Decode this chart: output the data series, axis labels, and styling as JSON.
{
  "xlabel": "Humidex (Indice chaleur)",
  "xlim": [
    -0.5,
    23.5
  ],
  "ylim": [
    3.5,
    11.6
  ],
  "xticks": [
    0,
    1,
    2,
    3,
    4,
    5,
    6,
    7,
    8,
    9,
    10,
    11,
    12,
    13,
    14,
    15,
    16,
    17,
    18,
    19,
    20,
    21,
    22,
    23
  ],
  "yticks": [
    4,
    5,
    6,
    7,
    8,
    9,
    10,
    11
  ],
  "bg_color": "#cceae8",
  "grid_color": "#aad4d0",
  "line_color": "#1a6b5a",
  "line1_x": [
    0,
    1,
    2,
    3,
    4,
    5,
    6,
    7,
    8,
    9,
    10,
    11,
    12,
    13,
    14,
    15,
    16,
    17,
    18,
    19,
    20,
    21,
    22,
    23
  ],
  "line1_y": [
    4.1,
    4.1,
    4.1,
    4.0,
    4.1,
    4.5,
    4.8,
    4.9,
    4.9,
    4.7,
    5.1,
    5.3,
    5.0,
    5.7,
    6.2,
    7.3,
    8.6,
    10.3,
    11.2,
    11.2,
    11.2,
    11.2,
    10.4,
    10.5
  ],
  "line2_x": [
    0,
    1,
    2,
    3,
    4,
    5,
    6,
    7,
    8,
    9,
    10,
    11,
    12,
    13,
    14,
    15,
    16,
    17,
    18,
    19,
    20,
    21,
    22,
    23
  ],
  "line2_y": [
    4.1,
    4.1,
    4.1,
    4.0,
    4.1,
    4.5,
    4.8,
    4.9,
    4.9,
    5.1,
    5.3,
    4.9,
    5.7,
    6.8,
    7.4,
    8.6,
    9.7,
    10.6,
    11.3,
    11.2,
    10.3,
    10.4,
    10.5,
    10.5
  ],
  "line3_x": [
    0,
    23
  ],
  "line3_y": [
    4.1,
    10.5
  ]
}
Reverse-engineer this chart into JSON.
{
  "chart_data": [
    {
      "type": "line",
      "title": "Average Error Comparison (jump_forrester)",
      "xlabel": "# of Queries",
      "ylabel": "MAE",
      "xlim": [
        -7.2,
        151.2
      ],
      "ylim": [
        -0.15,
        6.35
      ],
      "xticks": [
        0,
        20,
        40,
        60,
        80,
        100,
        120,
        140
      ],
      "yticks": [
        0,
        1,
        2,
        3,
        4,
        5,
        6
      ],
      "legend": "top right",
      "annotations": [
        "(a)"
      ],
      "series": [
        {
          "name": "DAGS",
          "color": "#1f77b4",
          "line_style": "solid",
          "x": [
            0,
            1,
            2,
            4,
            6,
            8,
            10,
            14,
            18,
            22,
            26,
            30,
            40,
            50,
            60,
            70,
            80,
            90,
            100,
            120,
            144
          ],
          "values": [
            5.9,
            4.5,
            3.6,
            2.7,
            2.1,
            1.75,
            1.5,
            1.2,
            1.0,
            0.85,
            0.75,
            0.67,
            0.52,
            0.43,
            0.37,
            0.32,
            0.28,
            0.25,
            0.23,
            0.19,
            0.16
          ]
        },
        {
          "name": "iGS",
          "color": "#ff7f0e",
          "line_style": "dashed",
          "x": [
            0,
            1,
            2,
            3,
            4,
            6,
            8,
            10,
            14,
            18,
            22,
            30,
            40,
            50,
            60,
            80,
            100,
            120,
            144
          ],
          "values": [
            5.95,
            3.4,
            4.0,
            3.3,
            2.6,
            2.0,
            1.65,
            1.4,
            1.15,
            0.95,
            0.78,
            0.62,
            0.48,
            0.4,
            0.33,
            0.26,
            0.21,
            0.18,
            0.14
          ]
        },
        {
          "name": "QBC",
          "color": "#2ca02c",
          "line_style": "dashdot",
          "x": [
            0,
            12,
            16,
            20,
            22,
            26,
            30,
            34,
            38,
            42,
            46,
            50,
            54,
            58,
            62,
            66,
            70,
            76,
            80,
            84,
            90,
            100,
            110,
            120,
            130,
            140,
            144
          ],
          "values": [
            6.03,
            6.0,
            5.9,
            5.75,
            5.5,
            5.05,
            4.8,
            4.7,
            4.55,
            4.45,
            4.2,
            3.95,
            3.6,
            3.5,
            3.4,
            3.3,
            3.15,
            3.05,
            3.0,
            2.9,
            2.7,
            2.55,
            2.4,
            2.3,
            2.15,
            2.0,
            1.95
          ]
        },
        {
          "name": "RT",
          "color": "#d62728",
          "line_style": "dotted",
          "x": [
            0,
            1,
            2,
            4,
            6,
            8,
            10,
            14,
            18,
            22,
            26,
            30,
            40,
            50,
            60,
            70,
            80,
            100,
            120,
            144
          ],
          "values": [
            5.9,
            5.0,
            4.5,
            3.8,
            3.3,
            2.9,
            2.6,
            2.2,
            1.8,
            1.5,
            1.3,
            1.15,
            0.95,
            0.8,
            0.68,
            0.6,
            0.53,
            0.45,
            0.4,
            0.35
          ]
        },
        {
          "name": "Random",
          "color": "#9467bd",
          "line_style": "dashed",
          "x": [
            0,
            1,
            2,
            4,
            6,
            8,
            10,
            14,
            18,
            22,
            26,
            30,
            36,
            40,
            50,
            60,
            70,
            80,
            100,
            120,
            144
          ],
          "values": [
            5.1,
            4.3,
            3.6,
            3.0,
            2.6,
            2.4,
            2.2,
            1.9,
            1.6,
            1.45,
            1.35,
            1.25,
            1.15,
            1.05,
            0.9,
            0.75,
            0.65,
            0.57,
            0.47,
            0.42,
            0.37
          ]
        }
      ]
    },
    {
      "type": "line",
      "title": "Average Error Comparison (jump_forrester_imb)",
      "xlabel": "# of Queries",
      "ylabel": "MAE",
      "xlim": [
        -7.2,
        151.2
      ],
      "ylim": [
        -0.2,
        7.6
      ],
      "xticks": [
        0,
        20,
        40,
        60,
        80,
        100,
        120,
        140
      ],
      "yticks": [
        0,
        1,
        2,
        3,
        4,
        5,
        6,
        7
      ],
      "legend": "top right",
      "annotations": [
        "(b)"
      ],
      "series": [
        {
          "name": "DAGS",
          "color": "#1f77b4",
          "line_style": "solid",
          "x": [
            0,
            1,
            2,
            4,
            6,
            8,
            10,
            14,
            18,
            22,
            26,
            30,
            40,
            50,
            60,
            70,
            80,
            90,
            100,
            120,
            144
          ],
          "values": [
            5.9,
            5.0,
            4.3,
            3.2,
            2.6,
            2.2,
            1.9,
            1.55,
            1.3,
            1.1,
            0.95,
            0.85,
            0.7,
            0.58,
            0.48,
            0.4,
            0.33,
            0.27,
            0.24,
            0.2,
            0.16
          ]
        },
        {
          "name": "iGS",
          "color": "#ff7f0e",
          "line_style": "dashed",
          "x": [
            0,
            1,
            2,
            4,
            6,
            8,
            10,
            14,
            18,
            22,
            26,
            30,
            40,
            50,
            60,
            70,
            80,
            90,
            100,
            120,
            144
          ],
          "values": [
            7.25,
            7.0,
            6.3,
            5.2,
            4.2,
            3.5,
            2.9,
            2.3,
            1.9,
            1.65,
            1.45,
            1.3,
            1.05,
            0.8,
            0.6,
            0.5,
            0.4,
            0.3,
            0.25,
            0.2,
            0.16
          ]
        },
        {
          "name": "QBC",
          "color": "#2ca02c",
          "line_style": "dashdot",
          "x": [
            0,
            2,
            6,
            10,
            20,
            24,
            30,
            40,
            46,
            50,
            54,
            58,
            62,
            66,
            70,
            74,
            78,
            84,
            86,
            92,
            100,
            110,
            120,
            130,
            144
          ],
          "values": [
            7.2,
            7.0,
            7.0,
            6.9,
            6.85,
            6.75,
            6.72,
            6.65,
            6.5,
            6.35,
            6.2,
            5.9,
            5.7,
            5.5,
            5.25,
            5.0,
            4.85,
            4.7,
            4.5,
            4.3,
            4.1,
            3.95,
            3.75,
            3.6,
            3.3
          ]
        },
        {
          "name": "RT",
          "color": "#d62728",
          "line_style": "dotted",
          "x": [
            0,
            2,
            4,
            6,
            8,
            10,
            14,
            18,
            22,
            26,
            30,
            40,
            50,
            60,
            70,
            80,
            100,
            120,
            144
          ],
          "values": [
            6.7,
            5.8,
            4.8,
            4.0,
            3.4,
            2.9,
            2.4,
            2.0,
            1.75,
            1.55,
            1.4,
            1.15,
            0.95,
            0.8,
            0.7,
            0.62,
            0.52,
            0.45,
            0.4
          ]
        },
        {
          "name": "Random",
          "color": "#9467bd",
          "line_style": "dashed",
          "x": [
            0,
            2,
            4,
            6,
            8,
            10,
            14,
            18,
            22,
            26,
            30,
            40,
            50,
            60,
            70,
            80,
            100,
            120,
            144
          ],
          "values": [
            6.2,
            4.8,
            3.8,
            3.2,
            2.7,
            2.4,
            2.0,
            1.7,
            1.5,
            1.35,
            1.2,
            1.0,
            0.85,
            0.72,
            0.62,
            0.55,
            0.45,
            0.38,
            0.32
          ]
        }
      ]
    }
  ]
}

=== STATED PROBLEM ===
State only the number of lines in these entries that contain "this".

=== RESULT OF THE EXERCISE ===
2